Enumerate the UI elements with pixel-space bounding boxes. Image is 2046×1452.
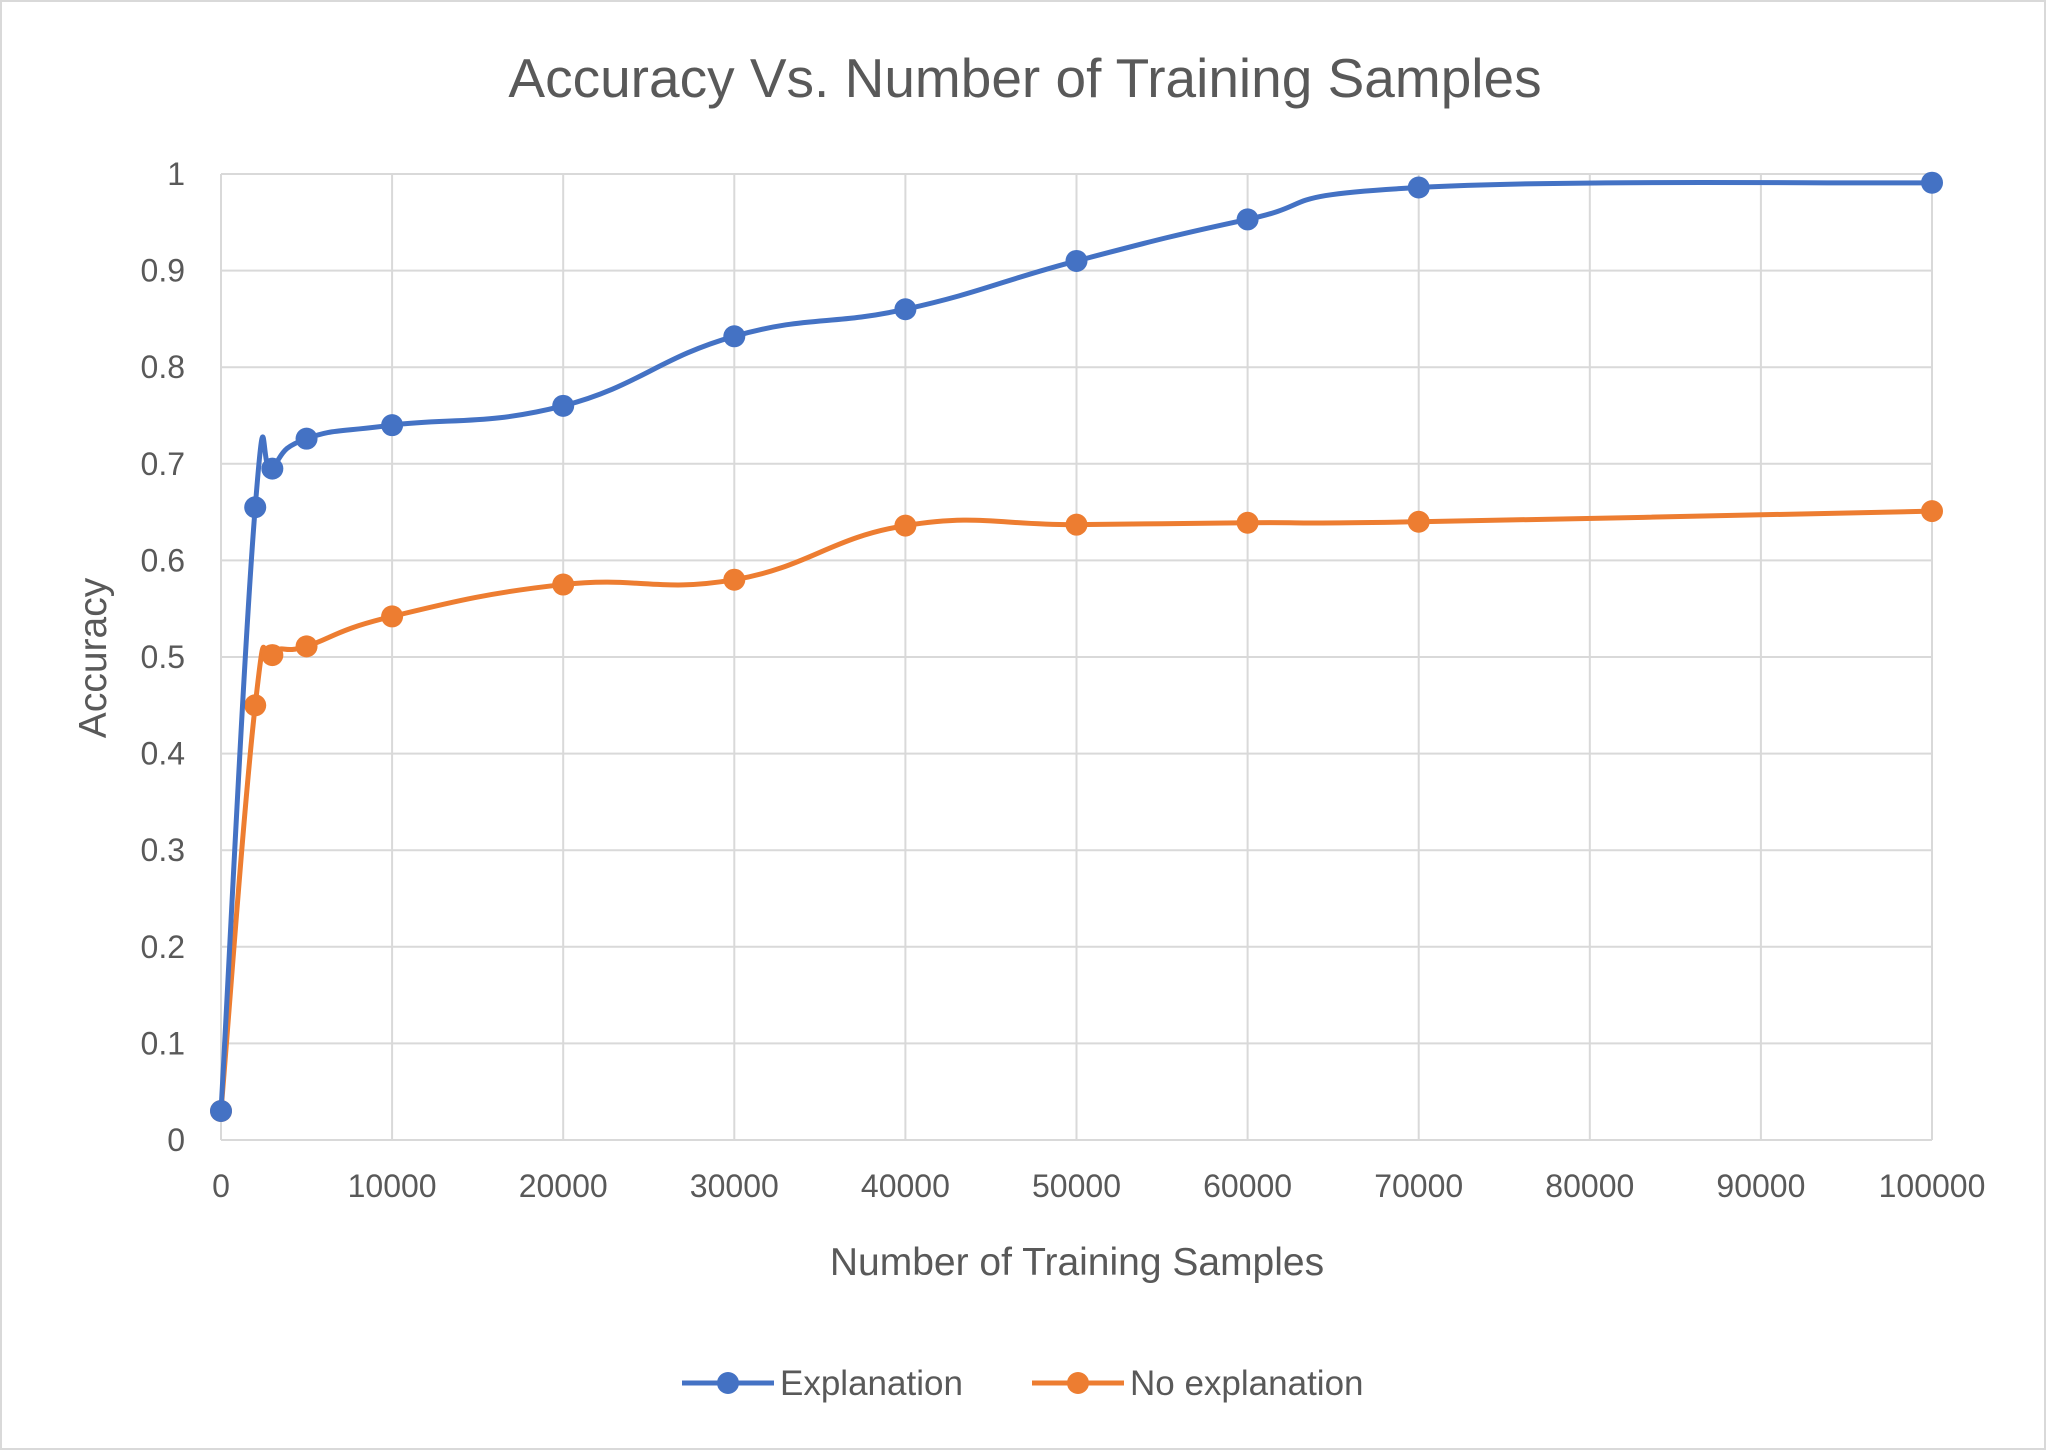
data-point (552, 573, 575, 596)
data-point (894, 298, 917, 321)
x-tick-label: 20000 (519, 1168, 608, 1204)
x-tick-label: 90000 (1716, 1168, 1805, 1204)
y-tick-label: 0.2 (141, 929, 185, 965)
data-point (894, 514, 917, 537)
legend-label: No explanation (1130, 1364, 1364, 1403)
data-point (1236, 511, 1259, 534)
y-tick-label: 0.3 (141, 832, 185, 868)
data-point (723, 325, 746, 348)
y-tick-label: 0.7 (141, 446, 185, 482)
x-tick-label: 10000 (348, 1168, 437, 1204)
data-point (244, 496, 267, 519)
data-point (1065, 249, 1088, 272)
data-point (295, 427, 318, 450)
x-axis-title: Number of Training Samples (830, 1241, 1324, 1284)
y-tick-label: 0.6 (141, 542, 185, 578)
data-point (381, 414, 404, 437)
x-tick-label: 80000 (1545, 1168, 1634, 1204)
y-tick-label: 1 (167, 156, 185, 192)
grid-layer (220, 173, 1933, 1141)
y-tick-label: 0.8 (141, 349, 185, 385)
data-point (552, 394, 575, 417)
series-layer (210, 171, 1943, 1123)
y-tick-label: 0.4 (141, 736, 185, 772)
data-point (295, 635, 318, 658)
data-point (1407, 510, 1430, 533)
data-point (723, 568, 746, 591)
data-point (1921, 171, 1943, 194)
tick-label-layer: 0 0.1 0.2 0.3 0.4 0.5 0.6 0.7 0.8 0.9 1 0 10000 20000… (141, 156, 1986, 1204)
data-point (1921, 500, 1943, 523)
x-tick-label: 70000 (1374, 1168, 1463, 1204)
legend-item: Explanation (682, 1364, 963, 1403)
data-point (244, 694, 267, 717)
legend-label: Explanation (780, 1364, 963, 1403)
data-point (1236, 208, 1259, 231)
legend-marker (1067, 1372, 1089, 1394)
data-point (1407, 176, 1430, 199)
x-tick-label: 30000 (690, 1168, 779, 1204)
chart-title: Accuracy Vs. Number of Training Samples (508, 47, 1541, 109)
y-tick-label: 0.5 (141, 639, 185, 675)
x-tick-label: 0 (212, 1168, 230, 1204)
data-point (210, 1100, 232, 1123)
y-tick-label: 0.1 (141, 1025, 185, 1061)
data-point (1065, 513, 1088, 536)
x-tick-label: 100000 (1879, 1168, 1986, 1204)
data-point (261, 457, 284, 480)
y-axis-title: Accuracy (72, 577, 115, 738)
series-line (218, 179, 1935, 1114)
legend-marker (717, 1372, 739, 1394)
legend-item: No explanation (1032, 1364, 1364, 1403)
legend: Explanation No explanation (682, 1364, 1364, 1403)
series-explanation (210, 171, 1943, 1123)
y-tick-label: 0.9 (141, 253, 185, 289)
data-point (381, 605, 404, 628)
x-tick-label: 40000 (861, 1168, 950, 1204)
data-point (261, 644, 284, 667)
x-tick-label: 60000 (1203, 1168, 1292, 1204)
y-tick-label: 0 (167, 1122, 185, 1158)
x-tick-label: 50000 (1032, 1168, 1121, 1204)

==

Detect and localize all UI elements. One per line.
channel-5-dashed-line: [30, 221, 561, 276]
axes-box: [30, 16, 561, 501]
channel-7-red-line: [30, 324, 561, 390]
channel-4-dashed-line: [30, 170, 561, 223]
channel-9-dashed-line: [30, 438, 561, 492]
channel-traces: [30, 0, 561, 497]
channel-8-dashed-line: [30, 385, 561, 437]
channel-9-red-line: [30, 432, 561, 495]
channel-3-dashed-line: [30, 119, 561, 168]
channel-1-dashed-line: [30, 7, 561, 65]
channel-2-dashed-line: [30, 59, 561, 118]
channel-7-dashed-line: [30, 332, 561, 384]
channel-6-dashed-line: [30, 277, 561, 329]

...

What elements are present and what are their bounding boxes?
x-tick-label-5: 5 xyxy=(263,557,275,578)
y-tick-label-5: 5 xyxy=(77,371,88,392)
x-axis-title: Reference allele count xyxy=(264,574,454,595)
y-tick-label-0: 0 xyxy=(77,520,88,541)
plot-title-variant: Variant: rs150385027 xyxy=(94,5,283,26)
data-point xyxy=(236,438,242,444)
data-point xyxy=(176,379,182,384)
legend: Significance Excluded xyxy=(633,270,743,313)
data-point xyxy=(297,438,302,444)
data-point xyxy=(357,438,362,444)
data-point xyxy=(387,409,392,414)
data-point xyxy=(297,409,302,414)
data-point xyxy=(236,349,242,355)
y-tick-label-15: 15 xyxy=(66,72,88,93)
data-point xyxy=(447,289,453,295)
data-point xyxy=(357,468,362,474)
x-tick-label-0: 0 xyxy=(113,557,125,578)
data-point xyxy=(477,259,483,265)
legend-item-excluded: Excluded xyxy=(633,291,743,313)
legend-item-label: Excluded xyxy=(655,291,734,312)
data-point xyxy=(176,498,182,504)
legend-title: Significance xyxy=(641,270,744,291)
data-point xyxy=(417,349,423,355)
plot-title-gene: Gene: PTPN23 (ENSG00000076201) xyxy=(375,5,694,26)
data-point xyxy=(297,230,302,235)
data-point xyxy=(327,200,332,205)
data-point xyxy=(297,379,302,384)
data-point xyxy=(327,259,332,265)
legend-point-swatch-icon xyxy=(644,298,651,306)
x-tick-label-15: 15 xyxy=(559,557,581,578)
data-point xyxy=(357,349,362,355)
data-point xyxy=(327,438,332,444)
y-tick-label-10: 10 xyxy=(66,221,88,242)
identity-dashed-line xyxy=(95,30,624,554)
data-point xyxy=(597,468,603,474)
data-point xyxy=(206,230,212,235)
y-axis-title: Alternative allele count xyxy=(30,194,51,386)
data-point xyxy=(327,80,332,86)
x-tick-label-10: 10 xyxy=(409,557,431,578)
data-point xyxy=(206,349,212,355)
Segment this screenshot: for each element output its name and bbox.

• Required task:
Rewrite the part of the material that opens with the line containing "What elements are" and closes with the line containing "x-tick-label-15: 15 xyxy=(559,557,581,578)", replacing "Significance" with "Status" and keeping everything else unchanged. Return only those lines.

• Worked answer:
What elements are present and what are their bounding boxes?
x-tick-label-5: 5 xyxy=(263,557,275,578)
y-tick-label-5: 5 xyxy=(77,371,88,392)
x-axis-title: Reference allele count xyxy=(264,574,454,595)
y-tick-label-0: 0 xyxy=(77,520,88,541)
plot-title-variant: Variant: rs150385027 xyxy=(94,5,283,26)
data-point xyxy=(236,438,242,444)
data-point xyxy=(176,379,182,384)
legend: Status Excluded xyxy=(633,270,743,313)
data-point xyxy=(297,438,302,444)
data-point xyxy=(357,438,362,444)
data-point xyxy=(387,409,392,414)
data-point xyxy=(297,409,302,414)
data-point xyxy=(236,349,242,355)
y-tick-label-15: 15 xyxy=(66,72,88,93)
data-point xyxy=(447,289,453,295)
data-point xyxy=(357,468,362,474)
x-tick-label-0: 0 xyxy=(113,557,125,578)
data-point xyxy=(477,259,483,265)
legend-item-excluded: Excluded xyxy=(633,291,743,313)
legend-item-label: Excluded xyxy=(655,291,734,312)
data-point xyxy=(176,498,182,504)
legend-title: Status xyxy=(641,270,744,291)
data-point xyxy=(417,349,423,355)
plot-title-gene: Gene: PTPN23 (ENSG00000076201) xyxy=(375,5,694,26)
data-point xyxy=(297,230,302,235)
data-point xyxy=(327,200,332,205)
data-point xyxy=(297,379,302,384)
data-point xyxy=(327,259,332,265)
legend-point-swatch-icon xyxy=(644,298,651,306)
x-tick-label-15: 15 xyxy=(559,557,581,578)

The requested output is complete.